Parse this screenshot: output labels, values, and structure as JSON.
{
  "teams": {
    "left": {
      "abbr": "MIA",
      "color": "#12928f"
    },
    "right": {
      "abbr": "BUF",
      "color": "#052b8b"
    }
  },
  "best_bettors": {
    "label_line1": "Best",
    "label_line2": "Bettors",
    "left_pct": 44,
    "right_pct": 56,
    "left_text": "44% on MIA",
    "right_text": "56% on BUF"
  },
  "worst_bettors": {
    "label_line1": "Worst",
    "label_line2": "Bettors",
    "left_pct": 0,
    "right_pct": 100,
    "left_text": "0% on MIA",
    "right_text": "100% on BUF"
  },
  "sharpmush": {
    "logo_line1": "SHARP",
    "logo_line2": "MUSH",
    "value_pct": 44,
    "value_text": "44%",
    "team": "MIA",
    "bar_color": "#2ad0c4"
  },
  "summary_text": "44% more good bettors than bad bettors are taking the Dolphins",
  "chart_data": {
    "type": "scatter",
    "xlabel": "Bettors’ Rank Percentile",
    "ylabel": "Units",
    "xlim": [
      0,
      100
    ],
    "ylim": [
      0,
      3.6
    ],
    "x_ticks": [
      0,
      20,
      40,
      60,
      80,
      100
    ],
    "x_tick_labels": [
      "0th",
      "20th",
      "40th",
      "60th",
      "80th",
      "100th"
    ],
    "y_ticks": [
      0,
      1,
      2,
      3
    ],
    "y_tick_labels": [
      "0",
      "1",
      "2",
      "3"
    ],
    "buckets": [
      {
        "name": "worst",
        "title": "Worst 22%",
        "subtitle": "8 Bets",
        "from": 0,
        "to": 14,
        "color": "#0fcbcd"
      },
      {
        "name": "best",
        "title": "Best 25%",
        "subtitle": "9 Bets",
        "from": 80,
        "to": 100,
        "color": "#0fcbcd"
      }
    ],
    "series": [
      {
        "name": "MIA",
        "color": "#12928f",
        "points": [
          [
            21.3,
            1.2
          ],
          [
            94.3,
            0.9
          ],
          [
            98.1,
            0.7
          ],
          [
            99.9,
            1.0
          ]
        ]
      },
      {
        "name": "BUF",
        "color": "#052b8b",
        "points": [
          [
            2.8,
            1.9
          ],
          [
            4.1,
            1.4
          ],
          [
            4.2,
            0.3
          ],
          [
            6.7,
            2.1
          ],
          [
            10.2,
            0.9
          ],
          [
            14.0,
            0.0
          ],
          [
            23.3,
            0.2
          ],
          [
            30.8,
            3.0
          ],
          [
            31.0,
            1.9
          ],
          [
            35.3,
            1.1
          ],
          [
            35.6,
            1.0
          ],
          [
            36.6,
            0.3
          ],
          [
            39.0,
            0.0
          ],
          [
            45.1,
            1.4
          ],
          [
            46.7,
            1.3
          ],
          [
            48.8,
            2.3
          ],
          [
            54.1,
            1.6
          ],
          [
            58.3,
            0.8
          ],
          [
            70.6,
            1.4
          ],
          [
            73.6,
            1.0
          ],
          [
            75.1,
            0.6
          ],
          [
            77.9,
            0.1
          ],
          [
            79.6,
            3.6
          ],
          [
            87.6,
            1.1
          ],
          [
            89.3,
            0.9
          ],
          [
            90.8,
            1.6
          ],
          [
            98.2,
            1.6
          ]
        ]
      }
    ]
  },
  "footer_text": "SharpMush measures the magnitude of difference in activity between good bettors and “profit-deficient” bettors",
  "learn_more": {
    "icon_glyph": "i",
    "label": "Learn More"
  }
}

········

Brief -
Restate the data above word for word, please.

Full output -
Parse this screenshot: output labels, values, and structure as JSON.
{
  "teams": {
    "left": {
      "abbr": "MIA",
      "color": "#12928f"
    },
    "right": {
      "abbr": "BUF",
      "color": "#052b8b"
    }
  },
  "best_bettors": {
    "label_line1": "Best",
    "label_line2": "Bettors",
    "left_pct": 44,
    "right_pct": 56,
    "left_text": "44% on MIA",
    "right_text": "56% on BUF"
  },
  "worst_bettors": {
    "label_line1": "Worst",
    "label_line2": "Bettors",
    "left_pct": 0,
    "right_pct": 100,
    "left_text": "0% on MIA",
    "right_text": "100% on BUF"
  },
  "sharpmush": {
    "logo_line1": "SHARP",
    "logo_line2": "MUSH",
    "value_pct": 44,
    "value_text": "44%",
    "team": "MIA",
    "bar_color": "#2ad0c4"
  },
  "summary_text": "44% more good bettors than bad bettors are taking the Dolphins",
  "chart_data": {
    "type": "scatter",
    "xlabel": "Bettors’ Rank Percentile",
    "ylabel": "Units",
    "xlim": [
      0,
      100
    ],
    "ylim": [
      0,
      3.6
    ],
    "x_ticks": [
      0,
      20,
      40,
      60,
      80,
      100
    ],
    "x_tick_labels": [
      "0th",
      "20th",
      "40th",
      "60th",
      "80th",
      "100th"
    ],
    "y_ticks": [
      0,
      1,
      2,
      3
    ],
    "y_tick_labels": [
      "0",
      "1",
      "2",
      "3"
    ],
    "buckets": [
      {
        "name": "worst",
        "title": "Worst 22%",
        "subtitle": "8 Bets",
        "from": 0,
        "to": 14,
        "color": "#0fcbcd"
      },
      {
        "name": "best",
        "title": "Best 25%",
        "subtitle": "9 Bets",
        "from": 80,
        "to": 100,
        "color": "#0fcbcd"
      }
    ],
    "series": [
      {
        "name": "MIA",
        "color": "#12928f",
        "points": [
          [
            21.3,
            1.2
          ],
          [
            94.3,
            0.9
          ],
          [
            98.1,
            0.7
          ],
          [
            99.9,
            1.0
          ]
        ]
      },
      {
        "name": "BUF",
        "color": "#052b8b",
        "points": [
          [
            2.8,
            1.9
          ],
          [
            4.1,
            1.4
          ],
          [
            4.2,
            0.3
          ],
          [
            6.7,
            2.1
          ],
          [
            10.2,
            0.9
          ],
          [
            14.0,
            0.0
          ],
          [
            23.3,
            0.2
          ],
          [
            30.8,
            3.0
          ],
          [
            31.0,
            1.9
          ],
          [
            35.3,
            1.1
          ],
          [
            35.6,
            1.0
          ],
          [
            36.6,
            0.3
          ],
          [
            39.0,
            0.0
          ],
          [
            45.1,
            1.4
          ],
          [
            46.7,
            1.3
          ],
          [
            48.8,
            2.3
          ],
          [
            54.1,
            1.6
          ],
          [
            58.3,
            0.8
          ],
          [
            70.6,
            1.4
          ],
          [
            73.6,
            1.0
          ],
          [
            75.1,
            0.6
          ],
          [
            77.9,
            0.1
          ],
          [
            79.6,
            3.6
          ],
          [
            87.6,
            1.1
          ],
          [
            89.3,
            0.9
          ],
          [
            90.8,
            1.6
          ],
          [
            98.2,
            1.6
          ]
        ]
      }
    ]
  },
  "footer_text": "SharpMush measures the magnitude of difference in activity between good bettors and “profit-deficient” bettors",
  "learn_more": {
    "icon_glyph": "i",
    "label": "Learn More"
  }
}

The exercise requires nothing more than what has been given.